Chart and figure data
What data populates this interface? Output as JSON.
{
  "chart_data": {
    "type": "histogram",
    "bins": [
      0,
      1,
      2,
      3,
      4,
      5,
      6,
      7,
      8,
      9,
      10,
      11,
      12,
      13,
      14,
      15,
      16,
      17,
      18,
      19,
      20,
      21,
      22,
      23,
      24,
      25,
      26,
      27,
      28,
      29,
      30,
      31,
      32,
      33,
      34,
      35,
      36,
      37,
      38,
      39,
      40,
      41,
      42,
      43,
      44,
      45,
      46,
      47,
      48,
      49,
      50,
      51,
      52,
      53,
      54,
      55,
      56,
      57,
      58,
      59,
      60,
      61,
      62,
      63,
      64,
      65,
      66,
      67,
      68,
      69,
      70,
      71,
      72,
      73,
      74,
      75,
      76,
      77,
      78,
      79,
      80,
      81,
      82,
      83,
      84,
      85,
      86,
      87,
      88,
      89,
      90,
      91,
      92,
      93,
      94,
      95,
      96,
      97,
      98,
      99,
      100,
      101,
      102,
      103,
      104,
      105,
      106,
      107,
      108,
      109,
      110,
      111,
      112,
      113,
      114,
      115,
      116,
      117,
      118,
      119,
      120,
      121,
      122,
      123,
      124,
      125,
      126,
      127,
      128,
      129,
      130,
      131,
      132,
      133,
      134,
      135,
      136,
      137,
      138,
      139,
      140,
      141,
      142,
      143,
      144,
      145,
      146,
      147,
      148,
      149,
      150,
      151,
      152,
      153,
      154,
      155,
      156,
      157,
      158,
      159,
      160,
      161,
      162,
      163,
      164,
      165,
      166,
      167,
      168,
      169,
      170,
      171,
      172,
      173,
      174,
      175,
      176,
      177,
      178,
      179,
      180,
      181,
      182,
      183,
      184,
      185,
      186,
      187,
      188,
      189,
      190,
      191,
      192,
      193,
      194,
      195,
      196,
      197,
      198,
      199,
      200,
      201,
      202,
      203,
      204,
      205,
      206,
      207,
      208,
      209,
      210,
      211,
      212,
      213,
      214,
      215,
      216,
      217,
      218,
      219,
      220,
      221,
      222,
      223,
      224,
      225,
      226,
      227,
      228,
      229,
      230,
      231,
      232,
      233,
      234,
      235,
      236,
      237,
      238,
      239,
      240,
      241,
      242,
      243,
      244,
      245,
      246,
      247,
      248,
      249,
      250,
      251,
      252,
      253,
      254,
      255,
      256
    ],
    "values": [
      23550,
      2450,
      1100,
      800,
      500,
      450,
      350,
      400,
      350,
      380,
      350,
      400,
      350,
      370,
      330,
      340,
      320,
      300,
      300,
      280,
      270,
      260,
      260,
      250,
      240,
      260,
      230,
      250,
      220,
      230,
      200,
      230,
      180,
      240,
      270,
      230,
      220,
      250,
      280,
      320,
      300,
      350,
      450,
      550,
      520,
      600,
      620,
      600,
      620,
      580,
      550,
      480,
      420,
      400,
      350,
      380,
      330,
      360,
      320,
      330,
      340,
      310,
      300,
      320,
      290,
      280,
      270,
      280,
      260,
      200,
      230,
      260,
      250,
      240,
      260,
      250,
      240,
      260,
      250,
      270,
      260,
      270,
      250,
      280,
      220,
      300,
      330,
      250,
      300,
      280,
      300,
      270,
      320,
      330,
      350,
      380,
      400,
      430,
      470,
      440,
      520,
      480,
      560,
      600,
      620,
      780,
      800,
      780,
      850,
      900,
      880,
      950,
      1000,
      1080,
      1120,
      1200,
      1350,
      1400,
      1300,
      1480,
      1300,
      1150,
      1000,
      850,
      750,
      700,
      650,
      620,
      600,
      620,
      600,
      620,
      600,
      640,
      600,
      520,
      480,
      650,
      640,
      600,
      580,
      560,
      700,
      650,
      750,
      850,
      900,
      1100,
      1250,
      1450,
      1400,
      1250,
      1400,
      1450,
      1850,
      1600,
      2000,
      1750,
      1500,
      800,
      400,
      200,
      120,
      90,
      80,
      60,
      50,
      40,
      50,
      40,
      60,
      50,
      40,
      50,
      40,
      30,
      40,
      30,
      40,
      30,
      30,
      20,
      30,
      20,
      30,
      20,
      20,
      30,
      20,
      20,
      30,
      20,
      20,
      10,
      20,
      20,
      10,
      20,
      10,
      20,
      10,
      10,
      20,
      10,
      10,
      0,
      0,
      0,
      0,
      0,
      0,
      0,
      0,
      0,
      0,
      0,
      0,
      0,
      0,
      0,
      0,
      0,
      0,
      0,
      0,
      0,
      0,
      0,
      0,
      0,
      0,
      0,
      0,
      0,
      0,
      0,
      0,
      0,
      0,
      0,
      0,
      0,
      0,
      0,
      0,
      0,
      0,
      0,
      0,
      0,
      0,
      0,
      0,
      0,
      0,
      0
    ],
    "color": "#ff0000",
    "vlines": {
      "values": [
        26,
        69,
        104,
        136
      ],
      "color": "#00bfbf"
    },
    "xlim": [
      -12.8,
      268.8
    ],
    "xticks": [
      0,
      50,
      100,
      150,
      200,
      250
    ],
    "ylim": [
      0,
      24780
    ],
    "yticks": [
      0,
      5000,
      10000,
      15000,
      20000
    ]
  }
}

Exercise prompt: Write the data out again in full and exactly.

Solution for this problem:
What data populates this interface? Output as JSON.
{
  "chart_data": {
    "type": "histogram",
    "bins": [
      0,
      1,
      2,
      3,
      4,
      5,
      6,
      7,
      8,
      9,
      10,
      11,
      12,
      13,
      14,
      15,
      16,
      17,
      18,
      19,
      20,
      21,
      22,
      23,
      24,
      25,
      26,
      27,
      28,
      29,
      30,
      31,
      32,
      33,
      34,
      35,
      36,
      37,
      38,
      39,
      40,
      41,
      42,
      43,
      44,
      45,
      46,
      47,
      48,
      49,
      50,
      51,
      52,
      53,
      54,
      55,
      56,
      57,
      58,
      59,
      60,
      61,
      62,
      63,
      64,
      65,
      66,
      67,
      68,
      69,
      70,
      71,
      72,
      73,
      74,
      75,
      76,
      77,
      78,
      79,
      80,
      81,
      82,
      83,
      84,
      85,
      86,
      87,
      88,
      89,
      90,
      91,
      92,
      93,
      94,
      95,
      96,
      97,
      98,
      99,
      100,
      101,
      102,
      103,
      104,
      105,
      106,
      107,
      108,
      109,
      110,
      111,
      112,
      113,
      114,
      115,
      116,
      117,
      118,
      119,
      120,
      121,
      122,
      123,
      124,
      125,
      126,
      127,
      128,
      129,
      130,
      131,
      132,
      133,
      134,
      135,
      136,
      137,
      138,
      139,
      140,
      141,
      142,
      143,
      144,
      145,
      146,
      147,
      148,
      149,
      150,
      151,
      152,
      153,
      154,
      155,
      156,
      157,
      158,
      159,
      160,
      161,
      162,
      163,
      164,
      165,
      166,
      167,
      168,
      169,
      170,
      171,
      172,
      173,
      174,
      175,
      176,
      177,
      178,
      179,
      180,
      181,
      182,
      183,
      184,
      185,
      186,
      187,
      188,
      189,
      190,
      191,
      192,
      193,
      194,
      195,
      196,
      197,
      198,
      199,
      200,
      201,
      202,
      203,
      204,
      205,
      206,
      207,
      208,
      209,
      210,
      211,
      212,
      213,
      214,
      215,
      216,
      217,
      218,
      219,
      220,
      221,
      222,
      223,
      224,
      225,
      226,
      227,
      228,
      229,
      230,
      231,
      232,
      233,
      234,
      235,
      236,
      237,
      238,
      239,
      240,
      241,
      242,
      243,
      244,
      245,
      246,
      247,
      248,
      249,
      250,
      251,
      252,
      253,
      254,
      255,
      256
    ],
    "values": [
      23550,
      2450,
      1100,
      800,
      500,
      450,
      350,
      400,
      350,
      380,
      350,
      400,
      350,
      370,
      330,
      340,
      320,
      300,
      300,
      280,
      270,
      260,
      260,
      250,
      240,
      260,
      230,
      250,
      220,
      230,
      200,
      230,
      180,
      240,
      270,
      230,
      220,
      250,
      280,
      320,
      300,
      350,
      450,
      550,
      520,
      600,
      620,
      600,
      620,
      580,
      550,
      480,
      420,
      400,
      350,
      380,
      330,
      360,
      320,
      330,
      340,
      310,
      300,
      320,
      290,
      280,
      270,
      280,
      260,
      200,
      230,
      260,
      250,
      240,
      260,
      250,
      240,
      260,
      250,
      270,
      260,
      270,
      250,
      280,
      220,
      300,
      330,
      250,
      300,
      280,
      300,
      270,
      320,
      330,
      350,
      380,
      400,
      430,
      470,
      440,
      520,
      480,
      560,
      600,
      620,
      780,
      800,
      780,
      850,
      900,
      880,
      950,
      1000,
      1080,
      1120,
      1200,
      1350,
      1400,
      1300,
      1480,
      1300,
      1150,
      1000,
      850,
      750,
      700,
      650,
      620,
      600,
      620,
      600,
      620,
      600,
      640,
      600,
      520,
      480,
      650,
      640,
      600,
      580,
      560,
      700,
      650,
      750,
      850,
      900,
      1100,
      1250,
      1450,
      1400,
      1250,
      1400,
      1450,
      1850,
      1600,
      2000,
      1750,
      1500,
      800,
      400,
      200,
      120,
      90,
      80,
      60,
      50,
      40,
      50,
      40,
      60,
      50,
      40,
      50,
      40,
      30,
      40,
      30,
      40,
      30,
      30,
      20,
      30,
      20,
      30,
      20,
      20,
      30,
      20,
      20,
      30,
      20,
      20,
      10,
      20,
      20,
      10,
      20,
      10,
      20,
      10,
      10,
      20,
      10,
      10,
      0,
      0,
      0,
      0,
      0,
      0,
      0,
      0,
      0,
      0,
      0,
      0,
      0,
      0,
      0,
      0,
      0,
      0,
      0,
      0,
      0,
      0,
      0,
      0,
      0,
      0,
      0,
      0,
      0,
      0,
      0,
      0,
      0,
      0,
      0,
      0,
      0,
      0,
      0,
      0,
      0,
      0,
      0,
      0,
      0,
      0,
      0,
      0,
      0,
      0,
      0
    ],
    "color": "#ff0000",
    "vlines": {
      "values": [
        26,
        69,
        104,
        136
      ],
      "color": "#00bfbf"
    },
    "xlim": [
      -12.8,
      268.8
    ],
    "xticks": [
      0,
      50,
      100,
      150,
      200,
      250
    ],
    "ylim": [
      0,
      24780
    ],
    "yticks": [
      0,
      5000,
      10000,
      15000,
      20000
    ]
  }
}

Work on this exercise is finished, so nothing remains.